* **Texte fourni**

Par un arrêt n° 13MA02214 du 24 novembre 2014, la cour administrative d'appel de Marseille a annulé ce jugement en tant qu'il a rejeté au fond les conclusions dirigées contre la SMABTP et la société Allianz Iard, a rejeté les conclusions dirigées contre ces deux sociétés comme portées devant une juridiction incompétente pour en connaître, et a rejeté le surplus des conclusions d'appel de la commune.

Par une décision n° 387428 du 26 février 2016, le Conseil d'Etat, statuant au contentieux a, sur pourvoi de la commune de Rennes-les-Bains, annulé cet arrêt en tant qu'il a statué sur la responsabilité décennale des sociétés OTCE Languedoc-Roussillon et Cegelec Perpignan et renvoyé, dans cette mesure, l'affaire à la cour.

* **Consignes des exercices**
**a)** Répondez aux questions suivantes à partir du texte fourni :
(i) Quelle juridiction a rendu l'arrêt n° 13MA02214 ?
(ii) À quelle date le Conseil d'Etat a-t-il rendu la décision n° 387428 ?
(iii) Quelle commune a formé le pourvoi examiné par le Conseil d'Etat ?
**b)** Énumérez toutes les sociétés nommées dans le texte fourni.
**c)** Recopiez à l'identique le passage du texte fourni allant de « Par un arrêt » jusqu'à « l'affaire à la cour. ».

* **Lignes fournies**
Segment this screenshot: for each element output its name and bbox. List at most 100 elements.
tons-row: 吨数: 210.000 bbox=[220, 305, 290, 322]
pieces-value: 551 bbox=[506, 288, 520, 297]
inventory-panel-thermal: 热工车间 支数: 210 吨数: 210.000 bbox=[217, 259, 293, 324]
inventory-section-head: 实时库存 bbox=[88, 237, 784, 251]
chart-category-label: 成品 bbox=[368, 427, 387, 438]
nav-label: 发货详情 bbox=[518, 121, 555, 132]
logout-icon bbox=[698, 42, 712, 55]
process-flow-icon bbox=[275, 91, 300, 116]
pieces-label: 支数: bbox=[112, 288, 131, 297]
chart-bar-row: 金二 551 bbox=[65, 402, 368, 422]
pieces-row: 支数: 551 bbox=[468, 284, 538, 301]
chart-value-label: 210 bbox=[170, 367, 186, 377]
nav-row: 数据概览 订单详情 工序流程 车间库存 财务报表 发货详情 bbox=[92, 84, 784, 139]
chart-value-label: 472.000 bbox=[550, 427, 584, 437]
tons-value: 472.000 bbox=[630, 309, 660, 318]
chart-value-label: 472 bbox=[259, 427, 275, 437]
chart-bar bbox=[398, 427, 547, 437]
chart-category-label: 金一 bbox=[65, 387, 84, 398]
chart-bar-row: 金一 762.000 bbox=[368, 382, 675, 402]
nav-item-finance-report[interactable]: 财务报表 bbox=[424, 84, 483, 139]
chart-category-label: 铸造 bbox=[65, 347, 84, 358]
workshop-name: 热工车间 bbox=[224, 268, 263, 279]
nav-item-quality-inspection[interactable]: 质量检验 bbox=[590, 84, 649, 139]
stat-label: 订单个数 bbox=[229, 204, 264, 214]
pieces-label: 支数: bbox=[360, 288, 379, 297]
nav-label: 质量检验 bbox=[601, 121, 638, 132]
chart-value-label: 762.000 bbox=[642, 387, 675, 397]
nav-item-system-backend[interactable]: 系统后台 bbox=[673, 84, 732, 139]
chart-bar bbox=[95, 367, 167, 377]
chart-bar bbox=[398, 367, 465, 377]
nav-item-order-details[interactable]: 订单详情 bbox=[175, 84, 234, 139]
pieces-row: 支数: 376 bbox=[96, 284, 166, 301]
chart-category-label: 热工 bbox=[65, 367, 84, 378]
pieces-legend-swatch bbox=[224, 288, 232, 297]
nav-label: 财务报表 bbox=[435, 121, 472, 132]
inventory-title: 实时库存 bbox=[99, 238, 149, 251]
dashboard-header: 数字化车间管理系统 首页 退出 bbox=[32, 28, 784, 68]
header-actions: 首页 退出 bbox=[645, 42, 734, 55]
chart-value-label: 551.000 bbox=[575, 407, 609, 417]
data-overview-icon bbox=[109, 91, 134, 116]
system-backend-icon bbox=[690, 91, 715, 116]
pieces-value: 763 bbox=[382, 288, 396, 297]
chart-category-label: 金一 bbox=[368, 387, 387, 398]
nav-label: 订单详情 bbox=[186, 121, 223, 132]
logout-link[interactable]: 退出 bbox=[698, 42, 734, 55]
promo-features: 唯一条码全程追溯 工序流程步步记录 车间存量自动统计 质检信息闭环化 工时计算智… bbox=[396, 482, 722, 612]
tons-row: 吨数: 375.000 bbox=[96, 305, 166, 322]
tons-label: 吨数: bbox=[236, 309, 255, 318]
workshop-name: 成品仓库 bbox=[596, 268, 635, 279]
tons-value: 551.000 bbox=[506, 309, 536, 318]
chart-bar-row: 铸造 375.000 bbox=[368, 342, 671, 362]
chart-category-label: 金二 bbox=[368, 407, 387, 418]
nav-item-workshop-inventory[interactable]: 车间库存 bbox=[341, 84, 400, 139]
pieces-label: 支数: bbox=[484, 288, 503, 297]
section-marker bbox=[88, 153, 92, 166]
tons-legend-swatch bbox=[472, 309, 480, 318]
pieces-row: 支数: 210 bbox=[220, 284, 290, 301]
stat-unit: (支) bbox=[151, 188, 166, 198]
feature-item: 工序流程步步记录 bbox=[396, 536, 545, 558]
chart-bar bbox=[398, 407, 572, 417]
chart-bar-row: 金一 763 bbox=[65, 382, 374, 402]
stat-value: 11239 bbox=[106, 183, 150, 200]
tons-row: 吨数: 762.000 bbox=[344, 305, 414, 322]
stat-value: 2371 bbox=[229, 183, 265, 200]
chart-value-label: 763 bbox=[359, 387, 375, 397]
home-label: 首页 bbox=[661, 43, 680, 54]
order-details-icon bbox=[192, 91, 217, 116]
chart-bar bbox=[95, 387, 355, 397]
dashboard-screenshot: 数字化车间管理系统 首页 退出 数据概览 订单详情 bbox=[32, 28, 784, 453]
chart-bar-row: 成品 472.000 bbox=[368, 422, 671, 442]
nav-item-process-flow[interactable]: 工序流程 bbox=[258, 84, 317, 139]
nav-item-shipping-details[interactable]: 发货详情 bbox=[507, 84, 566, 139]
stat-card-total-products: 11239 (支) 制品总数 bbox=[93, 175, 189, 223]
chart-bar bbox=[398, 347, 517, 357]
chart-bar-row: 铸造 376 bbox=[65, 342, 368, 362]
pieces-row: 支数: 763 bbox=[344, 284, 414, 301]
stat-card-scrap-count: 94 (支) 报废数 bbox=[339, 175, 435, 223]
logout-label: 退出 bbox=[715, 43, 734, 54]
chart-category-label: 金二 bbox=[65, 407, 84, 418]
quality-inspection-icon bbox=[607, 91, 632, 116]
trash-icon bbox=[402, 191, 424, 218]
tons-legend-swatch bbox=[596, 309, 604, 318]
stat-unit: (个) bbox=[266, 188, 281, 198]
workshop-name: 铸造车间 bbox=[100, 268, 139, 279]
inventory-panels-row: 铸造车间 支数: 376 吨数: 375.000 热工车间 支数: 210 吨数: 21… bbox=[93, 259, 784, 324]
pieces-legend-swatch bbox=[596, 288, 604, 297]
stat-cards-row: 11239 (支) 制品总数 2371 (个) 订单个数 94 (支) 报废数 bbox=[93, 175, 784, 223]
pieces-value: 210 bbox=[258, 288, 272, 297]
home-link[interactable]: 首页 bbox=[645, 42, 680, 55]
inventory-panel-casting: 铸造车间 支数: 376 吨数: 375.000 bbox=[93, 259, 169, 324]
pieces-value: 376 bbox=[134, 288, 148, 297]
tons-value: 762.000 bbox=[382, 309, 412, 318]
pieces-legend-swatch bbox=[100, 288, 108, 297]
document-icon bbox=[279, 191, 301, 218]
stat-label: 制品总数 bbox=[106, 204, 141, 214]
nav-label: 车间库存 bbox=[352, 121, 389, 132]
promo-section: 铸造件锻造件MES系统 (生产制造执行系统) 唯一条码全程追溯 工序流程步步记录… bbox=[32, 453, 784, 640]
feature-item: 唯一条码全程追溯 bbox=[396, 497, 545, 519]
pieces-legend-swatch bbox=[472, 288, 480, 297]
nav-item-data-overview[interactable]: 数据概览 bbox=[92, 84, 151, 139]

* **Corrigé par exercice**
**a)**
(i) La cour administrative d'appel de Marseille.
(ii) Le 26 février 2016.
(iii) La commune de Rennes-les-Bains.

**b)**
SMABTP
Allianz Iard
OTCE Languedoc-Roussillon
Cegelec Perpignan

**c)**
Par un arrêt n° 13MA02214 du 24 novembre 2014, la cour administrative d'appel de Marseille a annulé ce jugement en tant qu'il a rejeté au fond les conclusions dirigées contre la SMABTP et la société Allianz Iard, a rejeté les conclusions dirigées contre ces deux sociétés comme portées devant une juridiction incompétente pour en connaître, et a rejeté le surplus des conclusions d'appel de la commune.

Par une décision n° 387428 du 26 février 2016, le Conseil d'Etat, statuant au contentieux a, sur pourvoi de la commune de Rennes-les-Bains, annulé cet arrêt en tant qu'il a statué sur la responsabilité décennale des sociétés OTCE Languedoc-Roussillon et Cegelec Perpignan et renvoyé, dans cette mesure, l'affaire à la cour.